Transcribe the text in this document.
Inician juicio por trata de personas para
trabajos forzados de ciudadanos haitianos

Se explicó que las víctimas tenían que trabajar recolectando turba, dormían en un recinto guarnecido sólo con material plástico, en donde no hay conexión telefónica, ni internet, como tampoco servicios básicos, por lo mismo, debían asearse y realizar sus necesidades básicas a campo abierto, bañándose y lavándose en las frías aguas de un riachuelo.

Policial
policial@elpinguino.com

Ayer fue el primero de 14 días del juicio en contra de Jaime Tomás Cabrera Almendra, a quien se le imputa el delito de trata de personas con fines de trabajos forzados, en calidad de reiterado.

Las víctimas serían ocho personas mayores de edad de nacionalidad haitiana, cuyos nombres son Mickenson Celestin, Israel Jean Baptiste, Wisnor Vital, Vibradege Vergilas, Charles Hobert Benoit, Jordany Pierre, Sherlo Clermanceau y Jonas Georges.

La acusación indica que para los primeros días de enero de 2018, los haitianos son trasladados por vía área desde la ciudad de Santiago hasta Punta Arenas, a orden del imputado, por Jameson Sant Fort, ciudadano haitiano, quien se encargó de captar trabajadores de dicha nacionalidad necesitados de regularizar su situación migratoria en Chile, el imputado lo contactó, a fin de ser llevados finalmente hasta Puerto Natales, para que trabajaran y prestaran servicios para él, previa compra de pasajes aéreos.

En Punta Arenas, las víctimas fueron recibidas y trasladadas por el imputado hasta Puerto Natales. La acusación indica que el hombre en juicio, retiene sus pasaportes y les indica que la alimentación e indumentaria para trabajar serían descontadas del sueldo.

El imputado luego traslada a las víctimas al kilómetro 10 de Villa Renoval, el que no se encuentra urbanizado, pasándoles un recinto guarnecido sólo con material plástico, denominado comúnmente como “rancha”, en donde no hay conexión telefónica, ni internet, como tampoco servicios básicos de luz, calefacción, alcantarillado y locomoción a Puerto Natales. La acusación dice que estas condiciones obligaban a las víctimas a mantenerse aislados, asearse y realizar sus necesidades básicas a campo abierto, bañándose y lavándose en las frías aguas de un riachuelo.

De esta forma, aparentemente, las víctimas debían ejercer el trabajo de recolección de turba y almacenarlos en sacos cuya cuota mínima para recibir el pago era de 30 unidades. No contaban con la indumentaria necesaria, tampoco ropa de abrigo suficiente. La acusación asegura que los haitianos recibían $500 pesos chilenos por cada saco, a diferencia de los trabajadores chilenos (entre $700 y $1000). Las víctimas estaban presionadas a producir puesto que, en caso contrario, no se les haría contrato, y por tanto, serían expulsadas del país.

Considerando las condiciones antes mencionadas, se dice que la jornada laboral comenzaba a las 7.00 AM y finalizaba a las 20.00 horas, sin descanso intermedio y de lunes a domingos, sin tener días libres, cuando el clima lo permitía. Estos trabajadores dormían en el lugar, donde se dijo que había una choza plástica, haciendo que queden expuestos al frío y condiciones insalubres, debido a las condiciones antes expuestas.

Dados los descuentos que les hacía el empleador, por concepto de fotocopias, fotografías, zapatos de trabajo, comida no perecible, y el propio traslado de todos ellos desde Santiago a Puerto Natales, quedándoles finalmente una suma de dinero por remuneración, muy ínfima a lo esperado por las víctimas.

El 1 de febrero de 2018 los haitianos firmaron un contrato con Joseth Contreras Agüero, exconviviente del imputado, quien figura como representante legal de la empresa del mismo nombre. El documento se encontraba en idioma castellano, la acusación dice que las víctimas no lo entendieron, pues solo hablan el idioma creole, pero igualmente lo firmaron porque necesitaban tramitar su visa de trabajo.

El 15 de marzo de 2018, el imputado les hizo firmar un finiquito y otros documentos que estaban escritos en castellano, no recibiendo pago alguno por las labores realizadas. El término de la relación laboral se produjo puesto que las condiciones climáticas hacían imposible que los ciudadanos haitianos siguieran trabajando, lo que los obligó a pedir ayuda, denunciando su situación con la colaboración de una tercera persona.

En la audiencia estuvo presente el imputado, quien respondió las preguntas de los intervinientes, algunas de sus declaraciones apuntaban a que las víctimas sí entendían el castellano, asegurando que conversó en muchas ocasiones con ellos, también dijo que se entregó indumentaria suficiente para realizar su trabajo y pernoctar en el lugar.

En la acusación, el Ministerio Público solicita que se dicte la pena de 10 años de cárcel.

WHAT THIS TASK INVOLVES: Find the lines containing "forzados" and pull them out.

TASK ANSWER:
trabajos forzados de ciudadanos haitianos
Ayer fue el primero de 14 días del juicio en contra de Jaime Tomás Cabrera Almendra, a quien se le imputa el delito de trata de personas con fines de trabajos forzados, en calidad de reiterado.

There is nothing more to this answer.